RECORDS FOR THIS EXERCISE »
+++++

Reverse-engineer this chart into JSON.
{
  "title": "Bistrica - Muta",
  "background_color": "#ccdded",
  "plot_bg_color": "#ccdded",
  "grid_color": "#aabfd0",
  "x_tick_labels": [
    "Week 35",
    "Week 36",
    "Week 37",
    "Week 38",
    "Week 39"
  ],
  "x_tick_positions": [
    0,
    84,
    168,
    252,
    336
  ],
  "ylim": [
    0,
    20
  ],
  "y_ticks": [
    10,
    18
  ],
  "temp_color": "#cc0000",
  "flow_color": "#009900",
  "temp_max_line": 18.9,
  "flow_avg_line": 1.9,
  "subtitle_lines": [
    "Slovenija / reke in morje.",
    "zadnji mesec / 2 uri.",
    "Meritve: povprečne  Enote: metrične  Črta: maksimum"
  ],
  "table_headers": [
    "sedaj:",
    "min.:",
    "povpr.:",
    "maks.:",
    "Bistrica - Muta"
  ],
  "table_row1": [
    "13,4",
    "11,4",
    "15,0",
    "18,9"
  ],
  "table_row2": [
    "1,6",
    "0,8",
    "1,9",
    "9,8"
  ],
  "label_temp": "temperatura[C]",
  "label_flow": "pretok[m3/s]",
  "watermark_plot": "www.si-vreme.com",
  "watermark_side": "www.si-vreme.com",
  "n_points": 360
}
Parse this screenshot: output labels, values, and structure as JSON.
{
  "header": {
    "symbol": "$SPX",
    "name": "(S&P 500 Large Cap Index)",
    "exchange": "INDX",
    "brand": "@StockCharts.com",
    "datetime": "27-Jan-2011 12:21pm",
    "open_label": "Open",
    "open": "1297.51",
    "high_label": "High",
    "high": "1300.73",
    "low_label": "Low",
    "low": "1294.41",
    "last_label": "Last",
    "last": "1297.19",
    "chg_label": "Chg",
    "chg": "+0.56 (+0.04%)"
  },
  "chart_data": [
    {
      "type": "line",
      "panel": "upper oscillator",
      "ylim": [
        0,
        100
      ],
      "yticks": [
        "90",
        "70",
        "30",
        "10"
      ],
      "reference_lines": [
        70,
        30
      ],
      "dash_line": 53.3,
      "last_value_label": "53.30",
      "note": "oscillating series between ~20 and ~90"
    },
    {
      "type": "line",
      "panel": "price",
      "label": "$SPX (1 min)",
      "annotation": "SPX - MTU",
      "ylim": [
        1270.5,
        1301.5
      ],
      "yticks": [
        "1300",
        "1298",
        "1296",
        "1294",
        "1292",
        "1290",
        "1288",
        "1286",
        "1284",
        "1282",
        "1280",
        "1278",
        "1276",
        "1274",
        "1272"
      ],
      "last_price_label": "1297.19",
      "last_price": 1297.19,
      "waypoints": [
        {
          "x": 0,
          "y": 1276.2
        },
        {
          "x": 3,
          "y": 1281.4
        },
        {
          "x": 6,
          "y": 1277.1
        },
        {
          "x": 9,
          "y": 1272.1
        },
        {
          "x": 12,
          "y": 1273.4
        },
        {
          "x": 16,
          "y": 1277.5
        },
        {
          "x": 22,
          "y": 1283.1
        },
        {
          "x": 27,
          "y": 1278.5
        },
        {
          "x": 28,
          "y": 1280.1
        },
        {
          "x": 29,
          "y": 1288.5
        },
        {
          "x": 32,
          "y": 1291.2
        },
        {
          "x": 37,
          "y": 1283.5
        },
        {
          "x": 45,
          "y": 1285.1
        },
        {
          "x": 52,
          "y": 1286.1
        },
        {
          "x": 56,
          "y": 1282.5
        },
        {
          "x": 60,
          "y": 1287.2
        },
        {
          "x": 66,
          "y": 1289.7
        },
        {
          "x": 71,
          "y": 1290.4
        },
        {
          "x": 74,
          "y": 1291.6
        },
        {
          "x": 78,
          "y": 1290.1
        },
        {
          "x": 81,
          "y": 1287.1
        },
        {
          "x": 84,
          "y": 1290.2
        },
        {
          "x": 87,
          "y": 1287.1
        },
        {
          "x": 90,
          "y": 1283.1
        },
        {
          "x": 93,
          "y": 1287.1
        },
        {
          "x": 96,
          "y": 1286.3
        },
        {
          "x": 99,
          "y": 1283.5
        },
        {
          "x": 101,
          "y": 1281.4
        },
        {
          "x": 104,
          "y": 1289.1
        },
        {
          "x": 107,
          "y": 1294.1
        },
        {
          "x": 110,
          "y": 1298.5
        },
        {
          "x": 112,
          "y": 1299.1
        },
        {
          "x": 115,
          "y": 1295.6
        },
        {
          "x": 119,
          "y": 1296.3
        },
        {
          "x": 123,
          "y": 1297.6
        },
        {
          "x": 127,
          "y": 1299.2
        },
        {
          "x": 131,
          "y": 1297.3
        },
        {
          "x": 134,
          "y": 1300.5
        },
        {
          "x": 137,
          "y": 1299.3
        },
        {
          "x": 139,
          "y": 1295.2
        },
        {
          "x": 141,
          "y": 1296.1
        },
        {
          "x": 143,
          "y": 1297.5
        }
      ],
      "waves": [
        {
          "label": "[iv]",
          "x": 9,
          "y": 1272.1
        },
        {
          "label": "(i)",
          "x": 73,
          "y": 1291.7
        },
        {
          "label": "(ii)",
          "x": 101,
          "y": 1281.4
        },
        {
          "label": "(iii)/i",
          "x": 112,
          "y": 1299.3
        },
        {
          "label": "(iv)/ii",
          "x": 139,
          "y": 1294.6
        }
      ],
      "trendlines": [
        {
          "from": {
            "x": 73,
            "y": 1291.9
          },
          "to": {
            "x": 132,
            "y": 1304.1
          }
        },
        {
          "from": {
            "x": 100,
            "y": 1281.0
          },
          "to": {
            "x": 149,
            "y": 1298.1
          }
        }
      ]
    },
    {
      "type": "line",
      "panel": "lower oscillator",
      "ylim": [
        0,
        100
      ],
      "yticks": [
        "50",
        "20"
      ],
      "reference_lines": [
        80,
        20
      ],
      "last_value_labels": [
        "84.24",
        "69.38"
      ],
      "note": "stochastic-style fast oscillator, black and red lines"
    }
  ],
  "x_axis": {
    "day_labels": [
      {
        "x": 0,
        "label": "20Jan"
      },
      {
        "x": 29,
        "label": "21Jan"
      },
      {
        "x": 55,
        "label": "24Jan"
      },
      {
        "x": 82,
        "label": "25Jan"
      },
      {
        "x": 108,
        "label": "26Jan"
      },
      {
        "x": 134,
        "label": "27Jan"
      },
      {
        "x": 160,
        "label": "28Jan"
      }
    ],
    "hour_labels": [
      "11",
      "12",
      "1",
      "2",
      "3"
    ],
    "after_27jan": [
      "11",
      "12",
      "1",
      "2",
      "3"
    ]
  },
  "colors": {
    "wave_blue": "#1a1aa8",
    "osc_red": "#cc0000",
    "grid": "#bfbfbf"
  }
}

+++++

WHAT TO DO » Check each line of the listing above for the string "JSON", then report only how many lines have it.

RESPONSE TO THE EXERCISE » 2